:: Task brief ::
Find how many lines contain the word "平面设计" and state that number alone.
* start The data *
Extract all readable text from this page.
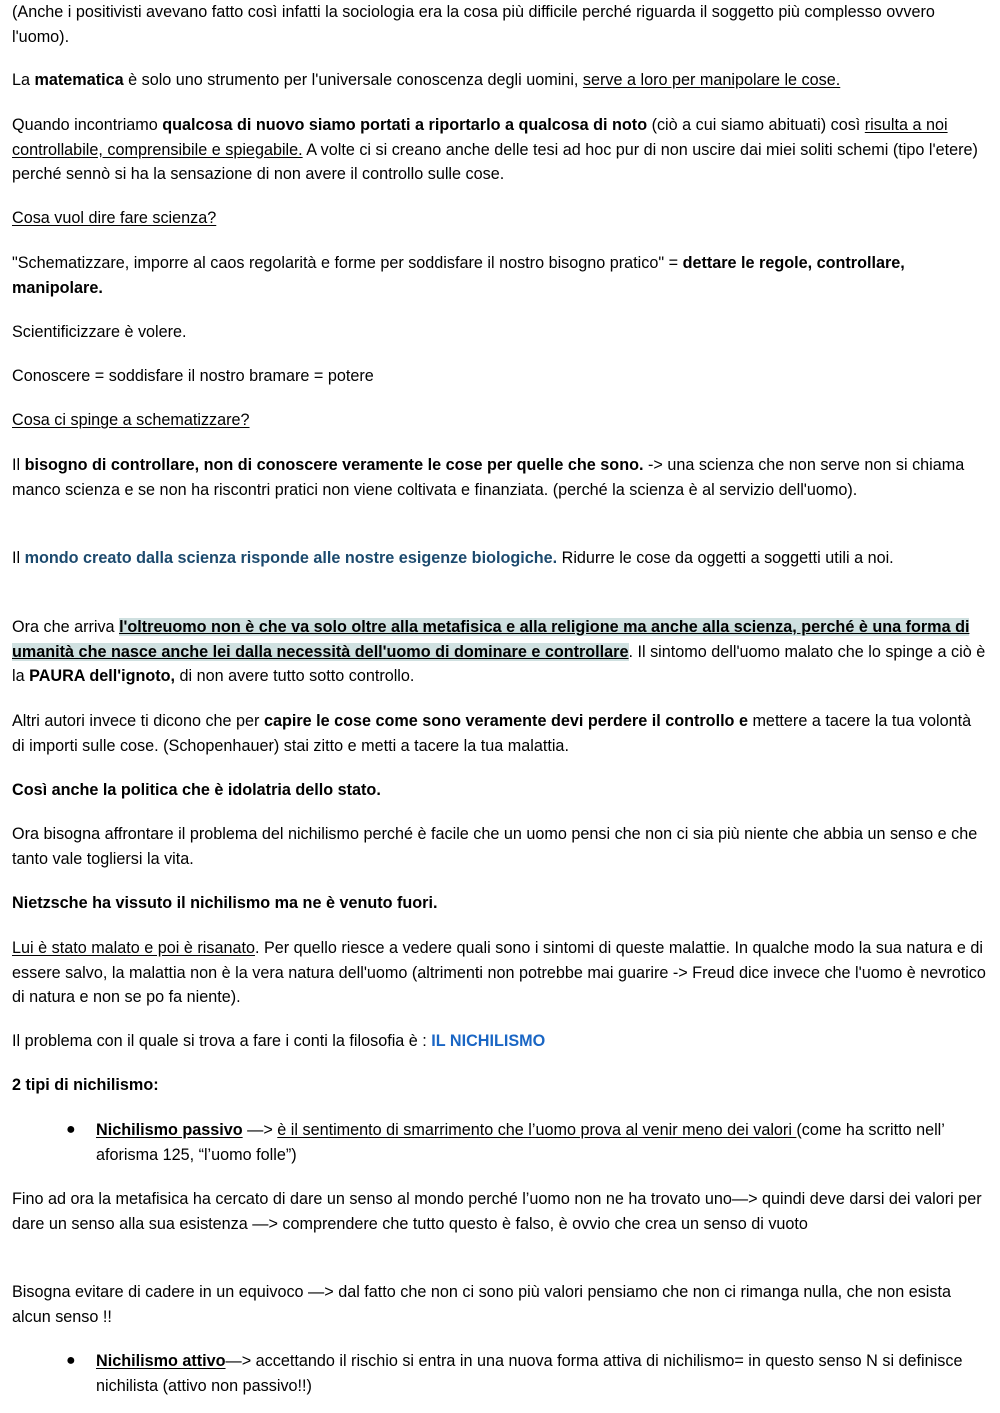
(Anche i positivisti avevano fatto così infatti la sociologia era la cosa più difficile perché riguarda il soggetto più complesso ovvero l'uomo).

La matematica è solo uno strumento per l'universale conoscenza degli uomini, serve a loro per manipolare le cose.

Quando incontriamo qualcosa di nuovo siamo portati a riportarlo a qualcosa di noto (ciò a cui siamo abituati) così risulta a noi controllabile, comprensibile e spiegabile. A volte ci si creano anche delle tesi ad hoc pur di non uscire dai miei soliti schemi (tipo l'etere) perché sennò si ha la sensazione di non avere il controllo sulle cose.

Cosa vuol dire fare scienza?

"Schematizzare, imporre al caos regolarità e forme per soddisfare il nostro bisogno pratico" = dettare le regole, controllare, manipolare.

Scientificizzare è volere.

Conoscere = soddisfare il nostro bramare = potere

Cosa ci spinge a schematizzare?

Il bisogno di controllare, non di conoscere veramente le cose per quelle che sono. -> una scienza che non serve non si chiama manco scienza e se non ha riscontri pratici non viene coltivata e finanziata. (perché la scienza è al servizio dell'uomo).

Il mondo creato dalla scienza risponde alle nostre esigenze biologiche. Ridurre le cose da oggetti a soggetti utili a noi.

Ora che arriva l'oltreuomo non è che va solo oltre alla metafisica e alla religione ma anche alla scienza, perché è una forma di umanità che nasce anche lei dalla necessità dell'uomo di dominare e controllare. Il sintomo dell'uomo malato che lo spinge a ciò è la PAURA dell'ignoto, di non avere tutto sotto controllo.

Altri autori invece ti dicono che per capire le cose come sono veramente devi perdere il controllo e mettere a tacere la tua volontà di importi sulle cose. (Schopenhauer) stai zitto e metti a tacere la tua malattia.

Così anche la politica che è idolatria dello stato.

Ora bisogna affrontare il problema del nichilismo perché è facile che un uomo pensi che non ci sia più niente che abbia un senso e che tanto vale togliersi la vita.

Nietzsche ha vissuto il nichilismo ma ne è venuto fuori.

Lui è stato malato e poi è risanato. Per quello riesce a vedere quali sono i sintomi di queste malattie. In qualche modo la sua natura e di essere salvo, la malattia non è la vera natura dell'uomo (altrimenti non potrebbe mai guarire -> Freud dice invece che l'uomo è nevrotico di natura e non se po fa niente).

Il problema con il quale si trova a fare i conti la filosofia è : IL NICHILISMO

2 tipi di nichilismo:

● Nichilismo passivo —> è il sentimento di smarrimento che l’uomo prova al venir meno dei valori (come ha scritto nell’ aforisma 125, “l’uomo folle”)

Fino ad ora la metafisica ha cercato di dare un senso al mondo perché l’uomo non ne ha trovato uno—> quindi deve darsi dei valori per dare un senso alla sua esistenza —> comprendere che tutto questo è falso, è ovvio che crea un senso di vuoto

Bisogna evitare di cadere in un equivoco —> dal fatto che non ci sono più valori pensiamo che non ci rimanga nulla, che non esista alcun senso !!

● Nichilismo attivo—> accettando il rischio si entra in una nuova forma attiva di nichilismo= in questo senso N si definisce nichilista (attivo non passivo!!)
* end The data *
* start The data *
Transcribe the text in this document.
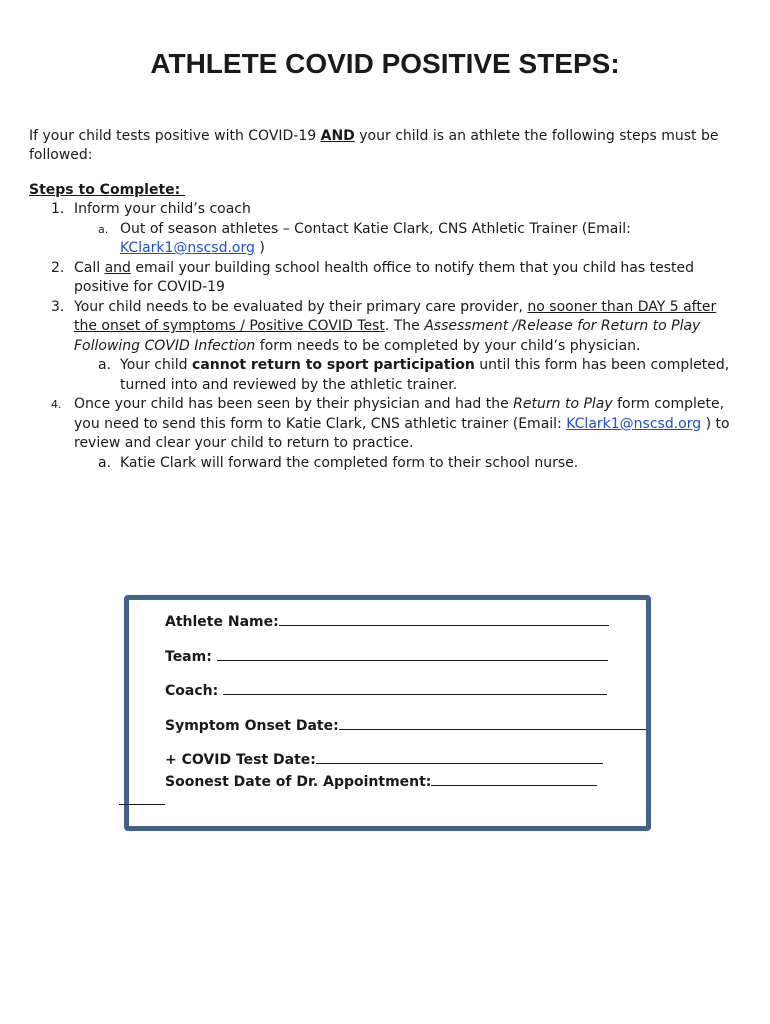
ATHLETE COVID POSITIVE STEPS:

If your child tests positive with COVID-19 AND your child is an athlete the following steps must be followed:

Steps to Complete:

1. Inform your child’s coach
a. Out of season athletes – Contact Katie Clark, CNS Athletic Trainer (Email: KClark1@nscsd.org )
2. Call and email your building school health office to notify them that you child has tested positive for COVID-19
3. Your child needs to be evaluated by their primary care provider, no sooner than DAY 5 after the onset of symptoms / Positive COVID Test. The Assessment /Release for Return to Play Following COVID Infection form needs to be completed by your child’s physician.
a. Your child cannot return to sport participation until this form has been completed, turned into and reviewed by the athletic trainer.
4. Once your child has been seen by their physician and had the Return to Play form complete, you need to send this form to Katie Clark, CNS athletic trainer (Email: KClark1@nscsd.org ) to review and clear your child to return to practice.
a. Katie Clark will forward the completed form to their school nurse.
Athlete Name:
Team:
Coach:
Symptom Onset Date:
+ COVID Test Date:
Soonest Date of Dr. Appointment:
* end The data *
* start The data *
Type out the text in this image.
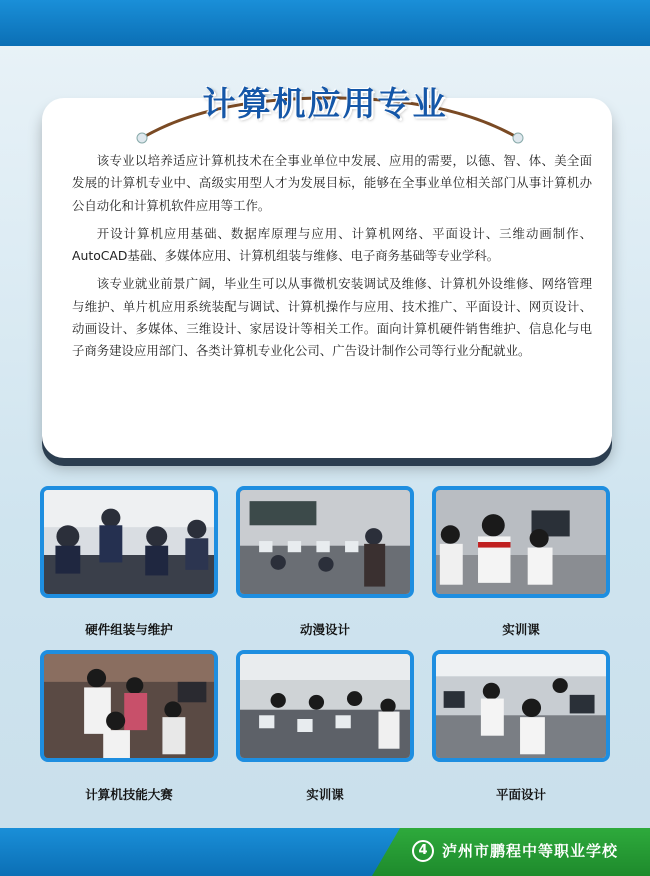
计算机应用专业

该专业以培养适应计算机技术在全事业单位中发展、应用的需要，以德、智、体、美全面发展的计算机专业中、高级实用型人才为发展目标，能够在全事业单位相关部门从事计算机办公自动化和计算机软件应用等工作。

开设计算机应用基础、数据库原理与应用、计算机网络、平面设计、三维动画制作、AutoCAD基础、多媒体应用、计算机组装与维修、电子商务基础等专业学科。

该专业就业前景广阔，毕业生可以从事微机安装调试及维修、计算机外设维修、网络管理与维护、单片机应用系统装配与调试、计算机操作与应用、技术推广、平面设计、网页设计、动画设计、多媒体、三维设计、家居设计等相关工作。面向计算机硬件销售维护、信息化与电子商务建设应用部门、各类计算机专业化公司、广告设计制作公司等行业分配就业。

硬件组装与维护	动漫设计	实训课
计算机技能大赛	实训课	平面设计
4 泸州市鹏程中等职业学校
* end The data *
:: Written response ::
3